_QUOTED TEXT_:
-- BEGIN --

Published October 20, 2009 @ 01:25PM PT

Too many interesting tabs open in my browser to select just one story today.  Here's the latest on poverty news and activism happening around the US:

  • Thank you feds!  For stepping in and telling Indiana that allowing private employers to use welfare data to screen potential employees is "inappropriate" and "not allowed." Ya think?
  • If port cities Oakland and Long Beach, CA, have such similar demographic profiles, including lots of poverty, why is crime so much worse in Oakland?  It's unclear, but fortunately there's a new police chief in town to try and reverse the city's terrifying trends.
  • We've come a long way from the days of "No Irish Need Apply" - AG Andrew Cuomo in NY has charged EMC Construction with exploiting its workers, including using a three-tiered wage system for Irish ($25/hour), Black ($18/hour) and Latin@ ($15/hour) workers.  Nothing encourages worker solidarity like abusive wage gaps!
  • Mayor Bloomberg is creating jobs in NYC, but are they good jobs? The short answer: No.

-- END --

_RECORDED INFORMATION_:
-- BEGIN --

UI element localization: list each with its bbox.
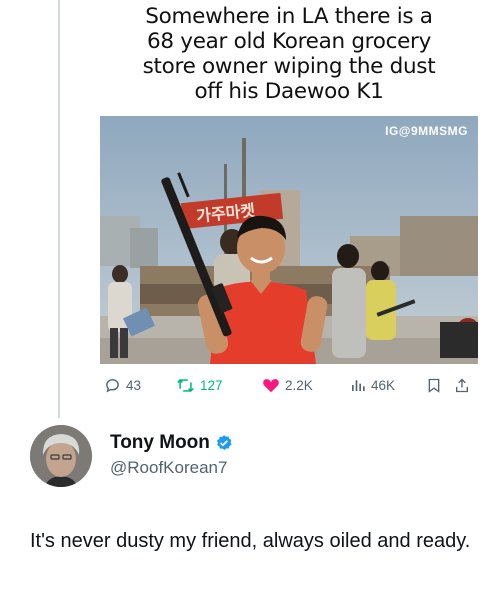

-- END --

_TASKS TO PERFORM_:
A – For each statement, decide whether the poverty news post supports it. Answer yes or no and quote the deciding words. (i) Federal officials told Indiana that letting private employers screen applicants with welfare data is not permitted. (ii) The post attributes Oakland's higher crime compared with Long Beach to the arrival of a new police chief. (iii) EMC Construction paid its Black workers $18 an hour.
B – From the poverty news post, list each hourly rate in EMC Construction's three-tiered wage system and the group of workers it applied to.
C – Carry on the poverty news roundup from the end of its last bullet.
None of the lines matter for this work.

_ANSWERS FOR THE TASKS_:
A – (i) Yes: "not allowed." (ii) No: "It's unclear" (iii) Yes: "Black ($18/hour)"

B –
Irish: $25/hour
Black: $18/hour
Latin@: $15/hour

C –
  • What the state gives, the market taketh away.  Bloomberg builds or preserves 72k low-income housing units, 200k disappear due to vague and mysterious "market forces."  Don't look under your beds at night, kiddies!
  • And finally, let this be a lesson to other states: Indiana is pulling the plug on privatizing its welfare system, after thousands of eligible recipients lost benefits.  One old measure they're bringing back in?  Face-to-face interactions between recipients and case workers.  Good to see we haven't quite eliminated jobs as we insist TANF recipients go find some.

(Photo of A.M. Walzer Co. US Inlay Puzzle Map by Marxchivist)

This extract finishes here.